Your objective:
Filter the material below down to the lines containing the word "Zeitung".

· · · · · · ·

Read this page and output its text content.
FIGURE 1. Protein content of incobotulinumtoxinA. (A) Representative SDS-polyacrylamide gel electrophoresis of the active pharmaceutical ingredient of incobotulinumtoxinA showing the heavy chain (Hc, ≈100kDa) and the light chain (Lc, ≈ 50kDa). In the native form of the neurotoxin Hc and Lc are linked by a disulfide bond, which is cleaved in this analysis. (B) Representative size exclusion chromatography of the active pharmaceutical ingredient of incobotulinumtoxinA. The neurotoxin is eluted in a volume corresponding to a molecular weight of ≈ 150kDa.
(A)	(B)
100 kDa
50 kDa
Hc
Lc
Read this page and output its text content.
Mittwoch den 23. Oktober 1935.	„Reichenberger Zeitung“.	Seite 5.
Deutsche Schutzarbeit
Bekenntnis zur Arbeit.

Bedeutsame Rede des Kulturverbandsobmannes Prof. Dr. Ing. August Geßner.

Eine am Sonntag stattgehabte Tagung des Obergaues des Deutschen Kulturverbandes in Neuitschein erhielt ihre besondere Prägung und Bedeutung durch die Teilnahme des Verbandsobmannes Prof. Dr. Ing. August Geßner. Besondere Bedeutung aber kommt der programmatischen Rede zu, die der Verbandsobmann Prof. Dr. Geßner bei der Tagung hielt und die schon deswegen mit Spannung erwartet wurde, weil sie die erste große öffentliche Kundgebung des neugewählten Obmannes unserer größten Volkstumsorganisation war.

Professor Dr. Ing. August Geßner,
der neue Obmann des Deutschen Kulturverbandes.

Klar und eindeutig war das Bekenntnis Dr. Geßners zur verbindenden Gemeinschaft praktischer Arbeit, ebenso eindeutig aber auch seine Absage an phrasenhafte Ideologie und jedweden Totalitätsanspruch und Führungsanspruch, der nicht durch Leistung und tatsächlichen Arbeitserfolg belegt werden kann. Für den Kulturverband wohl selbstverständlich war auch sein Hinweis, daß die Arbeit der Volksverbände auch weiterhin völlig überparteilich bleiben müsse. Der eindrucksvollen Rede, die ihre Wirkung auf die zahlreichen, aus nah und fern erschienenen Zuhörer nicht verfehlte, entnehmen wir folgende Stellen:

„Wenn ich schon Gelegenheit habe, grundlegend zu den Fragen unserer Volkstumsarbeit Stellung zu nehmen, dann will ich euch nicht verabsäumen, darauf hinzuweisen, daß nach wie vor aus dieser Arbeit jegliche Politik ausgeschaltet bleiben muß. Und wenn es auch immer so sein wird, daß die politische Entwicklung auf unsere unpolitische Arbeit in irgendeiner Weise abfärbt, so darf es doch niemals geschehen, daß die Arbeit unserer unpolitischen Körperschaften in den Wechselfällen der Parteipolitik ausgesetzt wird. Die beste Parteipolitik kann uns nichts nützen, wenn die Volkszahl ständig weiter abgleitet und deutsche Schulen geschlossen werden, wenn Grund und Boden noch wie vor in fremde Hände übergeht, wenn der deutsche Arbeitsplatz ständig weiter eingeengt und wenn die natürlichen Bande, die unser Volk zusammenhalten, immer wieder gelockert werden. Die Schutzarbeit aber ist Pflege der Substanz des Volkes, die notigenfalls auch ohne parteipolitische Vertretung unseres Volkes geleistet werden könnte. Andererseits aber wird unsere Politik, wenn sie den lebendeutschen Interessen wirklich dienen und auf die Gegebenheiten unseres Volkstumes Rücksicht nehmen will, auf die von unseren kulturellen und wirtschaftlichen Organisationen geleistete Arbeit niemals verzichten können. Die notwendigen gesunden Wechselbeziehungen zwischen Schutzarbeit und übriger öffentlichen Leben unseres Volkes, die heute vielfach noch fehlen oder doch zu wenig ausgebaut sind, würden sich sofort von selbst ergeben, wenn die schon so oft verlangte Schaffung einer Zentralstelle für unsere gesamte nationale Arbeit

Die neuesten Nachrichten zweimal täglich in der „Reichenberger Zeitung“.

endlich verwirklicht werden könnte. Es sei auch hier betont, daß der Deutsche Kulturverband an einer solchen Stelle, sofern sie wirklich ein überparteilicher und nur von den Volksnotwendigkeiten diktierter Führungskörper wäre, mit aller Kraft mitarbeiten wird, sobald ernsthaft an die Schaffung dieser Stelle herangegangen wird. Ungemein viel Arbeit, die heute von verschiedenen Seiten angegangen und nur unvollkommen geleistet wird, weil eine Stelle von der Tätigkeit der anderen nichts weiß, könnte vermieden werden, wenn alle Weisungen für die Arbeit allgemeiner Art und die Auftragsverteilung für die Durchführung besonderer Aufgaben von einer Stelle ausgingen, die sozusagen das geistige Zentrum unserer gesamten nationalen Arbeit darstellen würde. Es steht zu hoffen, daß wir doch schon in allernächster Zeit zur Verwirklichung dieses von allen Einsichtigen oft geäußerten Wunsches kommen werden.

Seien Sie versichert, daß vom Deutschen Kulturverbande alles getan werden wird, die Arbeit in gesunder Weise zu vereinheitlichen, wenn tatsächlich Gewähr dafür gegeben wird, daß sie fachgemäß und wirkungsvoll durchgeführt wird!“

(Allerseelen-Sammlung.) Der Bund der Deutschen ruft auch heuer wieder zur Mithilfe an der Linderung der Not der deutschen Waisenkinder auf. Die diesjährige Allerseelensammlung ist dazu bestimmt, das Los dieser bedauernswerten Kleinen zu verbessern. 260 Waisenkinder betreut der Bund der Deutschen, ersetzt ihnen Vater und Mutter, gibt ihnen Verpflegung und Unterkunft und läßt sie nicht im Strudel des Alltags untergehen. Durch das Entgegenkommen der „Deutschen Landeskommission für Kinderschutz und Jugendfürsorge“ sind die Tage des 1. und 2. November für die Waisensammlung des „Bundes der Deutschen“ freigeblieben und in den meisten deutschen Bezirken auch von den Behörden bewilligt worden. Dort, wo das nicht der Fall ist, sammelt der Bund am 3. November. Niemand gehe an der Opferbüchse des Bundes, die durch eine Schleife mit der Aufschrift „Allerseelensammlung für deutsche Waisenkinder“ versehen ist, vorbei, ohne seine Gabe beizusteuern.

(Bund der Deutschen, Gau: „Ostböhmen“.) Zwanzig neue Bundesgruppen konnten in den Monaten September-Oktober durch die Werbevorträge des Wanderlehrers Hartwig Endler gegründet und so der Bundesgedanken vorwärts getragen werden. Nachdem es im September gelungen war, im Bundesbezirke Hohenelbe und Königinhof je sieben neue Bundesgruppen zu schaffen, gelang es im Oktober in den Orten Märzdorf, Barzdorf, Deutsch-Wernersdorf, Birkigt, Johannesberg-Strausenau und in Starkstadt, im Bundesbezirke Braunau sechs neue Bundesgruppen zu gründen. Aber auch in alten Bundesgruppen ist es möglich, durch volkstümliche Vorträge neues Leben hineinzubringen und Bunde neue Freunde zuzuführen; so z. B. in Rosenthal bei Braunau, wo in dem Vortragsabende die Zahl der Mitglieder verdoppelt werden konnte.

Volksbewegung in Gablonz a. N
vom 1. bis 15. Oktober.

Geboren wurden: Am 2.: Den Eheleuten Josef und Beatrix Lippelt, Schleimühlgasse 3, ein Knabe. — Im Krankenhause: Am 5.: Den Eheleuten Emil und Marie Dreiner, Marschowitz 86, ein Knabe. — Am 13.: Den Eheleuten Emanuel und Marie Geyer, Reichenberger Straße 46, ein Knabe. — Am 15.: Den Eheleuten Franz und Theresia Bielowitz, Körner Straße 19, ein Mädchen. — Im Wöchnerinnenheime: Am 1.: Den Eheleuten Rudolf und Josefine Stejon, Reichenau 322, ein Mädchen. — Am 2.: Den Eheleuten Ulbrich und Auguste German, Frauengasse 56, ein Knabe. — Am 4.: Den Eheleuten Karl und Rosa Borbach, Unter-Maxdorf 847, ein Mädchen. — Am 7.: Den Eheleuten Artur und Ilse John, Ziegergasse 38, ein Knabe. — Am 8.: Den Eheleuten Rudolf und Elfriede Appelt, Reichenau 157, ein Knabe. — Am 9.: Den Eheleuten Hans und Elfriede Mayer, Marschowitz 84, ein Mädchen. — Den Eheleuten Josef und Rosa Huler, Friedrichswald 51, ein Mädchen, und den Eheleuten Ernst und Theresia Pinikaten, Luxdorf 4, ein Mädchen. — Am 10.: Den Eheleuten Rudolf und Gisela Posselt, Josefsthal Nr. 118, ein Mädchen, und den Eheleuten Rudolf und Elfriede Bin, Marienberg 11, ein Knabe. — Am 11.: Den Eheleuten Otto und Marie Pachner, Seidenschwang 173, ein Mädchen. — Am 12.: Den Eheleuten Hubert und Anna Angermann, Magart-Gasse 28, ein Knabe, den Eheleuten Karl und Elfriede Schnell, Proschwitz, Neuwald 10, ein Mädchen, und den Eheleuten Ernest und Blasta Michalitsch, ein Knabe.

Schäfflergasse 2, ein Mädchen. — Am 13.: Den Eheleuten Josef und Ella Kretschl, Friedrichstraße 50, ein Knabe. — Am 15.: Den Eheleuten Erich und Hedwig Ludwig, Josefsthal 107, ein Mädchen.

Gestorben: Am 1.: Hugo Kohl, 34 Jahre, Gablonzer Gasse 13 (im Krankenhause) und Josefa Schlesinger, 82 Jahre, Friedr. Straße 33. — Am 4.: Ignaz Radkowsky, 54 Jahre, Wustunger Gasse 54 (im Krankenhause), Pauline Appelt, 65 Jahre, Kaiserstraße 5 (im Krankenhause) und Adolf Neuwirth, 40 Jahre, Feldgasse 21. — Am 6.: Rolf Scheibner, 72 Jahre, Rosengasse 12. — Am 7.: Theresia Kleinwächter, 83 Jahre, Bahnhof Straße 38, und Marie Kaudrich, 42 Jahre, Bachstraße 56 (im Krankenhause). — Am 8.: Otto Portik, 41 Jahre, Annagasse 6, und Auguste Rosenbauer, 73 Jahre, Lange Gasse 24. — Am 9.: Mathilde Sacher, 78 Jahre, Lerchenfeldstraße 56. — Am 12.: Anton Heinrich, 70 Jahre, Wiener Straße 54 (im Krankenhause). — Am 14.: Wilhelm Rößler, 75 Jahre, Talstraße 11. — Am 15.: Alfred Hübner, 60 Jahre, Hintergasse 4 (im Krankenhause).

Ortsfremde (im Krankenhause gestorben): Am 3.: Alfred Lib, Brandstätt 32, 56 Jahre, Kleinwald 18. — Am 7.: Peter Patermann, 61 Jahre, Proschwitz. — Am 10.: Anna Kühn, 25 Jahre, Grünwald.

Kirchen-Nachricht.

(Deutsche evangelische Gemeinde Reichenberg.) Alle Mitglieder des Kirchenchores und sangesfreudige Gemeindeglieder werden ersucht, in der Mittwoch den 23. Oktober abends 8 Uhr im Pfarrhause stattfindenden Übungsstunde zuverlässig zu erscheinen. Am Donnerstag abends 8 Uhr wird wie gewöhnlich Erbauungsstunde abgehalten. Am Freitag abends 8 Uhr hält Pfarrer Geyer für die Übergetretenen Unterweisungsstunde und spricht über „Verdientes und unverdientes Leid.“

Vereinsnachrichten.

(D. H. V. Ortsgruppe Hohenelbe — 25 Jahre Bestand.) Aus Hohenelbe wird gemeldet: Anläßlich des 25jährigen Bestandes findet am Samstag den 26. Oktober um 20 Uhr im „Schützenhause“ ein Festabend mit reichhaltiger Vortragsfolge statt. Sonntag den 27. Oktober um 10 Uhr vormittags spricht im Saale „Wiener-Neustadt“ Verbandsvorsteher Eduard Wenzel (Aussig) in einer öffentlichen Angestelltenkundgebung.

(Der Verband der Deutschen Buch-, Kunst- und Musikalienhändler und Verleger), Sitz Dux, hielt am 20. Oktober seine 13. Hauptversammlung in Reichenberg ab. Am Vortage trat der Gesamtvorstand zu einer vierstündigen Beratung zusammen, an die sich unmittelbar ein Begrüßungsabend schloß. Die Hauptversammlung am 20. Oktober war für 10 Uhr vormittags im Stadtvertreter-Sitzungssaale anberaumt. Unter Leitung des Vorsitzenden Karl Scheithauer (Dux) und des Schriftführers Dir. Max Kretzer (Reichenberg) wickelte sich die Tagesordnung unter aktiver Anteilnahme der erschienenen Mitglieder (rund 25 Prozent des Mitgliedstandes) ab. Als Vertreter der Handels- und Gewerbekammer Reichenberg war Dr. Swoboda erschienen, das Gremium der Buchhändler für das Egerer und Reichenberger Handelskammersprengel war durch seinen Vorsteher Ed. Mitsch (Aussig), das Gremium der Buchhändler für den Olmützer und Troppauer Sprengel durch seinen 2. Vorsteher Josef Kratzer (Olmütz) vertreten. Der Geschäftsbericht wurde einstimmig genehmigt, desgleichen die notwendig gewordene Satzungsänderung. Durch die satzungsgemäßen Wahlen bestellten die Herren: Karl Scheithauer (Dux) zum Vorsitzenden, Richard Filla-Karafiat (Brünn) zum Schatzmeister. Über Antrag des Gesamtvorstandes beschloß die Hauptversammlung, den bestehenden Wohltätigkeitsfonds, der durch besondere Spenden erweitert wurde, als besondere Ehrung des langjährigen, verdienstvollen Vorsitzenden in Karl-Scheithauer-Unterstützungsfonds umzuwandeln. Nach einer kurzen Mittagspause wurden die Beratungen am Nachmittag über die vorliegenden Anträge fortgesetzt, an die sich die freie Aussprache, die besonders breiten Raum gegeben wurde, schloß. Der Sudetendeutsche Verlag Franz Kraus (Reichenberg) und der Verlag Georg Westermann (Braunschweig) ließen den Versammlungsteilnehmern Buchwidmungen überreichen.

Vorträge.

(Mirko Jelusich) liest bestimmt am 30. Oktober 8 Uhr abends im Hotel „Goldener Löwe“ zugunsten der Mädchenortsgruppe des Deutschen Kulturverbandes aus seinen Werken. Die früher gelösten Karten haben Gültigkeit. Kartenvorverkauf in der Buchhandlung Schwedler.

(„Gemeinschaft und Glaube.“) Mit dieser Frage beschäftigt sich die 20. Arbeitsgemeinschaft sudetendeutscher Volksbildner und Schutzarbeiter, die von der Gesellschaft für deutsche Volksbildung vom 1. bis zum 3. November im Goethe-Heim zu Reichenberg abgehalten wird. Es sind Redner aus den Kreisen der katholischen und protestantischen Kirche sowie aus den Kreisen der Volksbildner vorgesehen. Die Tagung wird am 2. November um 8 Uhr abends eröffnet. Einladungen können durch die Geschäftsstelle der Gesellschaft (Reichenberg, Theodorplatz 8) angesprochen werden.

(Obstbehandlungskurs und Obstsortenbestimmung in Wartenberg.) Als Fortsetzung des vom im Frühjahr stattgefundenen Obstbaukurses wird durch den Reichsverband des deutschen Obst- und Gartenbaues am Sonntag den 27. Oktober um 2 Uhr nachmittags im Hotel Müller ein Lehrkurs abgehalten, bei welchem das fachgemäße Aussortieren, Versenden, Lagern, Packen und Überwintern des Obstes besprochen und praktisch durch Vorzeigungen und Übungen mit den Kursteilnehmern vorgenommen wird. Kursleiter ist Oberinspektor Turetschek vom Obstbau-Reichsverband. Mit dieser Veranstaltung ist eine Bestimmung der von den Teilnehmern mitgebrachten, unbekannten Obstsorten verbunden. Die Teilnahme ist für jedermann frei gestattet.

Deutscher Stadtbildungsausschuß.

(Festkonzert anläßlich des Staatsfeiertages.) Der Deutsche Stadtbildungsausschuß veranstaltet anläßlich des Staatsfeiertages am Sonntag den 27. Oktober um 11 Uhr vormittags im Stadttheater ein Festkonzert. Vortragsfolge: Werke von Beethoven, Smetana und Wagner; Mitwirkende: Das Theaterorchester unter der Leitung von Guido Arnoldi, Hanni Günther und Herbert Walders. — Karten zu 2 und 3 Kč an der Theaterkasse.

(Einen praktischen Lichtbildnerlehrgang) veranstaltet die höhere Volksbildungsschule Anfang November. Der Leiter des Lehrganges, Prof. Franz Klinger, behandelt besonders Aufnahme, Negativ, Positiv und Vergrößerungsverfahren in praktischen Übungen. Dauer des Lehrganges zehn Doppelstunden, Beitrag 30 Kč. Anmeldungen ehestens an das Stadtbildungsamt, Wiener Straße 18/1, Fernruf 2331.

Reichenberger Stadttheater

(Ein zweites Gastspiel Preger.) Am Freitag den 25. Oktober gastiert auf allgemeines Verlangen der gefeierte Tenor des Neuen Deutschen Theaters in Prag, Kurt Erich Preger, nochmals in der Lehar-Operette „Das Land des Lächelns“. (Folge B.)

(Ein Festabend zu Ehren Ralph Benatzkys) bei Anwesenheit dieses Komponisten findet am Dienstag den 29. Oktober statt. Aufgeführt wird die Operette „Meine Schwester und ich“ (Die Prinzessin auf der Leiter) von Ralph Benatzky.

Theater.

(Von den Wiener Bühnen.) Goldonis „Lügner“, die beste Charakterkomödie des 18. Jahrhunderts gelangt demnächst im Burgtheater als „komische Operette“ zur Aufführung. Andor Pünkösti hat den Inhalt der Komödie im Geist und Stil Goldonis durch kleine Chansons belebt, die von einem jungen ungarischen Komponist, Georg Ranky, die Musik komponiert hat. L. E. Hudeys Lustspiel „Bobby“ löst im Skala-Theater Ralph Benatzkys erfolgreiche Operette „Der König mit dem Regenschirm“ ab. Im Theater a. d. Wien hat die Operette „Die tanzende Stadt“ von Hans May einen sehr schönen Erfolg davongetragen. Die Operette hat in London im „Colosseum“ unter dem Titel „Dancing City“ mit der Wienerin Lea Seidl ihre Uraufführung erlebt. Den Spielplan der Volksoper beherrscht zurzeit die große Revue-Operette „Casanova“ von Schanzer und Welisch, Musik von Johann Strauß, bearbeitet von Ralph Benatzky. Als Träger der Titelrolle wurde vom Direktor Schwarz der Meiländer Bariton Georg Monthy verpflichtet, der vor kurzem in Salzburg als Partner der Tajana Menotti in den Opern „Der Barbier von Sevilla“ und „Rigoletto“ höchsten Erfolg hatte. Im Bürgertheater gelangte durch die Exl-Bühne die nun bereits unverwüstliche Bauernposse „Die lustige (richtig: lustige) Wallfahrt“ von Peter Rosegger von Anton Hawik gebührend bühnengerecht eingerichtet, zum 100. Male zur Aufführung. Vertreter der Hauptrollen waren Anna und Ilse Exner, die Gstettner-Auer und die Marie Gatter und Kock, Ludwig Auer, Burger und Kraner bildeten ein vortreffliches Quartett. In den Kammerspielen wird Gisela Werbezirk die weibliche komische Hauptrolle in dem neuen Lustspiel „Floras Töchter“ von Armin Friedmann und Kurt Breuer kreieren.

· · · · · · ·

Result of this exercise:
Mittwoch den 23. Oktober 1935.	„Reichenberger Zeitung“.	Seite 5.
Die neuesten Nachrichten zweimal täglich in der „Reichenberger Zeitung“.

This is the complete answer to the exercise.